** Exercise **
Find and return each line containing "this".

** Information shown **

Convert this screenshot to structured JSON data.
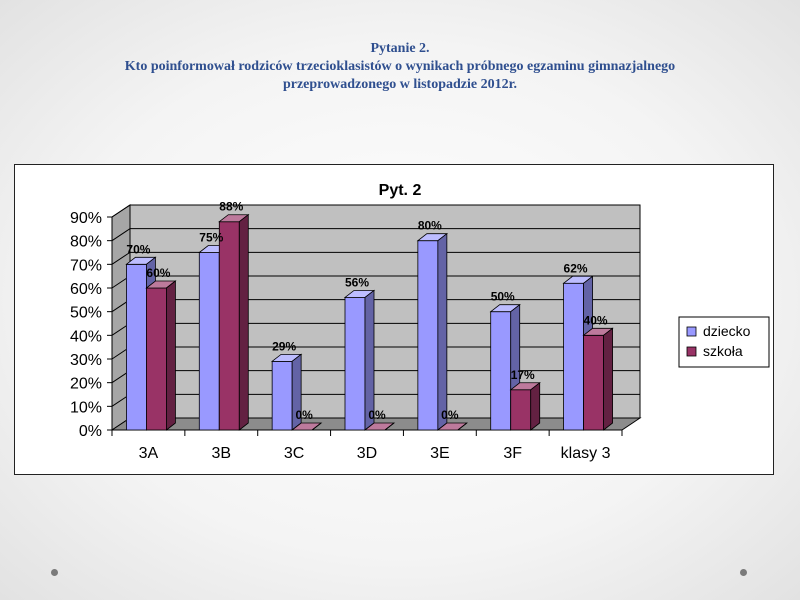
{
  "slide": {
    "question_label": "Pytanie 2.",
    "question_line1": "Kto poinformował rodziców trzecioklasistów o wynikach próbnego egzaminu gimnazjalnego",
    "question_line2": "przeprowadzonego w listopadzie 2012r."
  },
  "chart_data": {
    "type": "bar",
    "title": "Pyt. 2",
    "categories": [
      "3A",
      "3B",
      "3C",
      "3D",
      "3E",
      "3F",
      "klasy 3"
    ],
    "series": [
      {
        "name": "dziecko",
        "values": [
          70,
          75,
          29,
          56,
          80,
          50,
          62
        ],
        "color": "#9999ff"
      },
      {
        "name": "szkoła",
        "values": [
          60,
          88,
          0,
          0,
          0,
          17,
          40
        ],
        "color": "#993366"
      }
    ],
    "value_suffix": "%",
    "y_ticks": [
      "0%",
      "10%",
      "20%",
      "30%",
      "40%",
      "50%",
      "60%",
      "70%",
      "80%",
      "90%"
    ],
    "ylim": [
      0,
      90
    ],
    "grid": true,
    "legend_position": "right",
    "style": "3d-clustered-column",
    "wall_color": "#c0c0c0"
  }
}
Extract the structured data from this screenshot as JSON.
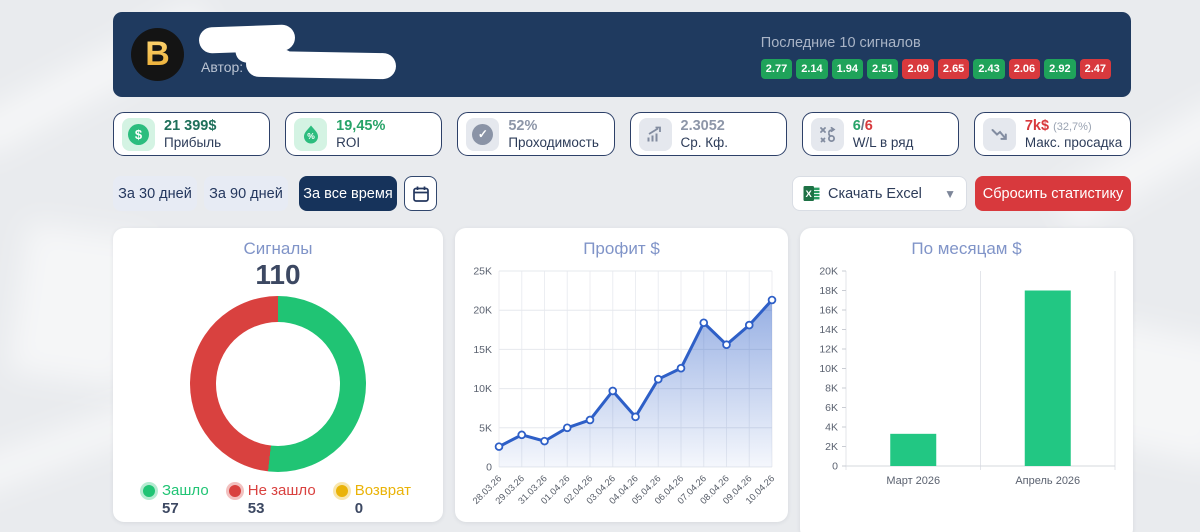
{
  "header": {
    "logo_letter": "B",
    "author_label": "Автор:",
    "signals_label": "Последние 10 сигналов",
    "signals": [
      {
        "value": "2.77",
        "result": "win"
      },
      {
        "value": "2.14",
        "result": "win"
      },
      {
        "value": "1.94",
        "result": "win"
      },
      {
        "value": "2.51",
        "result": "win"
      },
      {
        "value": "2.09",
        "result": "loss"
      },
      {
        "value": "2.65",
        "result": "loss"
      },
      {
        "value": "2.43",
        "result": "win"
      },
      {
        "value": "2.06",
        "result": "loss"
      },
      {
        "value": "2.92",
        "result": "win"
      },
      {
        "value": "2.47",
        "result": "loss"
      }
    ]
  },
  "stats": {
    "profit": {
      "value": "21 399$",
      "label": "Прибыль"
    },
    "roi": {
      "value": "19,45%",
      "label": "ROI"
    },
    "winrate": {
      "value": "52%",
      "label": "Проходимость"
    },
    "avg_odds": {
      "value": "2.3052",
      "label": "Ср. Кф."
    },
    "wl": {
      "win": "6",
      "sep": "/",
      "loss": "6",
      "label": "W/L в ряд"
    },
    "drawdown": {
      "value": "7k$",
      "percent": "(32,7%)",
      "label": "Макс. просадка"
    }
  },
  "filters": {
    "period_30": "За 30 дней",
    "period_90": "За 90 дней",
    "period_all": "За все время",
    "download_excel": "Скачать Excel",
    "reset_stats": "Сбросить статистику"
  },
  "chart_data": [
    {
      "type": "pie",
      "title": "Сигналы",
      "total": "110",
      "slices": [
        {
          "label": "Зашло",
          "value": 57,
          "color": "#20c474"
        },
        {
          "label": "Не зашло",
          "value": 53,
          "color": "#d9413f"
        },
        {
          "label": "Возврат",
          "value": 0,
          "color": "#eab308"
        }
      ],
      "legend_position": "bottom"
    },
    {
      "type": "area",
      "title": "Профит $",
      "x": [
        "28.03.26",
        "29.03.26",
        "31.03.26",
        "01.04.26",
        "02.04.26",
        "03.04.26",
        "04.04.26",
        "05.04.26",
        "06.04.26",
        "07.04.26",
        "08.04.26",
        "09.04.26",
        "10.04.26"
      ],
      "values": [
        2600,
        4100,
        3300,
        5000,
        6000,
        9700,
        6400,
        11200,
        12600,
        18400,
        15600,
        18100,
        21300
      ],
      "ylim": [
        0,
        25000
      ],
      "yticks": [
        0,
        5000,
        10000,
        15000,
        20000,
        25000
      ],
      "ytick_labels": [
        "0",
        "5K",
        "10K",
        "15K",
        "20K",
        "25K"
      ],
      "line_color": "#2e5fc7",
      "grid": true
    },
    {
      "type": "bar",
      "title": "По месяцам $",
      "categories": [
        "Март 2026",
        "Апрель 2026"
      ],
      "values": [
        3300,
        18000
      ],
      "ylim": [
        0,
        20000
      ],
      "yticks": [
        0,
        2000,
        4000,
        6000,
        8000,
        10000,
        12000,
        14000,
        16000,
        18000,
        20000
      ],
      "ytick_labels": [
        "0",
        "2K",
        "4K",
        "6K",
        "8K",
        "10K",
        "12K",
        "14K",
        "16K",
        "18K",
        "20K"
      ],
      "bar_color": "#22c783",
      "grid": false
    }
  ],
  "colors": {
    "header_bg": "#1f3a5f",
    "badge_win": "#1fa35a",
    "badge_loss": "#d8393d",
    "accent_red": "#d8393d",
    "accent_green": "#22c783",
    "line_blue": "#2e5fc7",
    "title_periwinkle": "#8094c8"
  }
}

** Exercise solution **
Convert this screenshot to structured JSON data.
Extract the structured data from this screenshot as JSON.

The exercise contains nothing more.